● **Task description**
Without skipping or changing anything, print all the entries.

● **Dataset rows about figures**
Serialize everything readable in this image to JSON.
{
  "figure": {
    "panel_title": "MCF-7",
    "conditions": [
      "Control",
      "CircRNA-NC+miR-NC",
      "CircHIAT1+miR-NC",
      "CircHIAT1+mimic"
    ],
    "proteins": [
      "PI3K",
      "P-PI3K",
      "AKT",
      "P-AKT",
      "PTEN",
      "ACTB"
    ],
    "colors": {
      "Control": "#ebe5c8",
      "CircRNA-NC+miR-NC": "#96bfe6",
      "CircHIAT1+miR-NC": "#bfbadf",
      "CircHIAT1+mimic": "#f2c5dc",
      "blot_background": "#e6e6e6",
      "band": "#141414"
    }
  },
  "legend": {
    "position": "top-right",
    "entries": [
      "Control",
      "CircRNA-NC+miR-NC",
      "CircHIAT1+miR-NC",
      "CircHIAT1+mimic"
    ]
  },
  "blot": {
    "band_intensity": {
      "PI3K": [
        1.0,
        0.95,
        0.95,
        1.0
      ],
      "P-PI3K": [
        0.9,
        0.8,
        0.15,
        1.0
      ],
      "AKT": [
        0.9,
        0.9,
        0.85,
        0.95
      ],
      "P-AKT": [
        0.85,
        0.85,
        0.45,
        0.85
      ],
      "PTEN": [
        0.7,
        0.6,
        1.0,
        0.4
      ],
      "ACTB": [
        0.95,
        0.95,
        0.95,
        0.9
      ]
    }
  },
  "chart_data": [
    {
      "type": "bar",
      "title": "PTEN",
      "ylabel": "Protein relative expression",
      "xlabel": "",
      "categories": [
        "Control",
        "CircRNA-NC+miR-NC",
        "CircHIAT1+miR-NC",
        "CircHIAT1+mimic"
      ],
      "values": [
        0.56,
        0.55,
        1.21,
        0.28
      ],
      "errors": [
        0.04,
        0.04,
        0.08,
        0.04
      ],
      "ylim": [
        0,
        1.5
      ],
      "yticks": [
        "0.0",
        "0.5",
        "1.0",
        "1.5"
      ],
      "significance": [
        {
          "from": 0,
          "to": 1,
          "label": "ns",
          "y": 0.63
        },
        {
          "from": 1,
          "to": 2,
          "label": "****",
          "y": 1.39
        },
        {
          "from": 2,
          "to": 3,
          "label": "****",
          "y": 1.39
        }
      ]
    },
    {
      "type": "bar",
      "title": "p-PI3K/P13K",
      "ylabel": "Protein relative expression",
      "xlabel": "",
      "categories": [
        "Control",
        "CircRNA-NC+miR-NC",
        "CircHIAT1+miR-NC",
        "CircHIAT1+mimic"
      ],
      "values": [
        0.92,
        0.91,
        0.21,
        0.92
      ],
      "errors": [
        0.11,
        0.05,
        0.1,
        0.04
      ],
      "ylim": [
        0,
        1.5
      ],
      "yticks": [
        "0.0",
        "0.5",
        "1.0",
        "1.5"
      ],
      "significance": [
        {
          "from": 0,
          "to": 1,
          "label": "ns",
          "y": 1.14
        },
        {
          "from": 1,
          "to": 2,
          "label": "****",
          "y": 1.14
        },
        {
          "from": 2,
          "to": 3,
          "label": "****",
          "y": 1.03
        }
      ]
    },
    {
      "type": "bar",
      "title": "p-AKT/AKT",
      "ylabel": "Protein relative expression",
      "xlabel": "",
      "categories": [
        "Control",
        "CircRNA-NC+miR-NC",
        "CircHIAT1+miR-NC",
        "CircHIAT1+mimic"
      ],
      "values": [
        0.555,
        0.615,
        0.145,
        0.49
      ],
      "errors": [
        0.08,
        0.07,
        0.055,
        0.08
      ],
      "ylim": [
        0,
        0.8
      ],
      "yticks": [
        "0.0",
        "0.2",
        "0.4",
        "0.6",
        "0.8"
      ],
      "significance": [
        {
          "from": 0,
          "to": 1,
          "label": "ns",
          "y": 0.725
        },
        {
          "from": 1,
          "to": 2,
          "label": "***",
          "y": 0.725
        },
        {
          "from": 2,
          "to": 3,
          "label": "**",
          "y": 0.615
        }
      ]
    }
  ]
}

● **The answer**
Serialize everything readable in this image to JSON.
{
  "figure": {
    "panel_title": "MCF-7",
    "conditions": [
      "Control",
      "CircRNA-NC+miR-NC",
      "CircHIAT1+miR-NC",
      "CircHIAT1+mimic"
    ],
    "proteins": [
      "PI3K",
      "P-PI3K",
      "AKT",
      "P-AKT",
      "PTEN",
      "ACTB"
    ],
    "colors": {
      "Control": "#ebe5c8",
      "CircRNA-NC+miR-NC": "#96bfe6",
      "CircHIAT1+miR-NC": "#bfbadf",
      "CircHIAT1+mimic": "#f2c5dc",
      "blot_background": "#e6e6e6",
      "band": "#141414"
    }
  },
  "legend": {
    "position": "top-right",
    "entries": [
      "Control",
      "CircRNA-NC+miR-NC",
      "CircHIAT1+miR-NC",
      "CircHIAT1+mimic"
    ]
  },
  "blot": {
    "band_intensity": {
      "PI3K": [
        1.0,
        0.95,
        0.95,
        1.0
      ],
      "P-PI3K": [
        0.9,
        0.8,
        0.15,
        1.0
      ],
      "AKT": [
        0.9,
        0.9,
        0.85,
        0.95
      ],
      "P-AKT": [
        0.85,
        0.85,
        0.45,
        0.85
      ],
      "PTEN": [
        0.7,
        0.6,
        1.0,
        0.4
      ],
      "ACTB": [
        0.95,
        0.95,
        0.95,
        0.9
      ]
    }
  },
  "chart_data": [
    {
      "type": "bar",
      "title": "PTEN",
      "ylabel": "Protein relative expression",
      "xlabel": "",
      "categories": [
        "Control",
        "CircRNA-NC+miR-NC",
        "CircHIAT1+miR-NC",
        "CircHIAT1+mimic"
      ],
      "values": [
        0.56,
        0.55,
        1.21,
        0.28
      ],
      "errors": [
        0.04,
        0.04,
        0.08,
        0.04
      ],
      "ylim": [
        0,
        1.5
      ],
      "yticks": [
        "0.0",
        "0.5",
        "1.0",
        "1.5"
      ],
      "significance": [
        {
          "from": 0,
          "to": 1,
          "label": "ns",
          "y": 0.63
        },
        {
          "from": 1,
          "to": 2,
          "label": "****",
          "y": 1.39
        },
        {
          "from": 2,
          "to": 3,
          "label": "****",
          "y": 1.39
        }
      ]
    },
    {
      "type": "bar",
      "title": "p-PI3K/P13K",
      "ylabel": "Protein relative expression",
      "xlabel": "",
      "categories": [
        "Control",
        "CircRNA-NC+miR-NC",
        "CircHIAT1+miR-NC",
        "CircHIAT1+mimic"
      ],
      "values": [
        0.92,
        0.91,
        0.21,
        0.92
      ],
      "errors": [
        0.11,
        0.05,
        0.1,
        0.04
      ],
      "ylim": [
        0,
        1.5
      ],
      "yticks": [
        "0.0",
        "0.5",
        "1.0",
        "1.5"
      ],
      "significance": [
        {
          "from": 0,
          "to": 1,
          "label": "ns",
          "y": 1.14
        },
        {
          "from": 1,
          "to": 2,
          "label": "****",
          "y": 1.14
        },
        {
          "from": 2,
          "to": 3,
          "label": "****",
          "y": 1.03
        }
      ]
    },
    {
      "type": "bar",
      "title": "p-AKT/AKT",
      "ylabel": "Protein relative expression",
      "xlabel": "",
      "categories": [
        "Control",
        "CircRNA-NC+miR-NC",
        "CircHIAT1+miR-NC",
        "CircHIAT1+mimic"
      ],
      "values": [
        0.555,
        0.615,
        0.145,
        0.49
      ],
      "errors": [
        0.08,
        0.07,
        0.055,
        0.08
      ],
      "ylim": [
        0,
        0.8
      ],
      "yticks": [
        "0.0",
        "0.2",
        "0.4",
        "0.6",
        "0.8"
      ],
      "significance": [
        {
          "from": 0,
          "to": 1,
          "label": "ns",
          "y": 0.725
        },
        {
          "from": 1,
          "to": 2,
          "label": "***",
          "y": 0.725
        },
        {
          "from": 2,
          "to": 3,
          "label": "**",
          "y": 0.615
        }
      ]
    }
  ]
}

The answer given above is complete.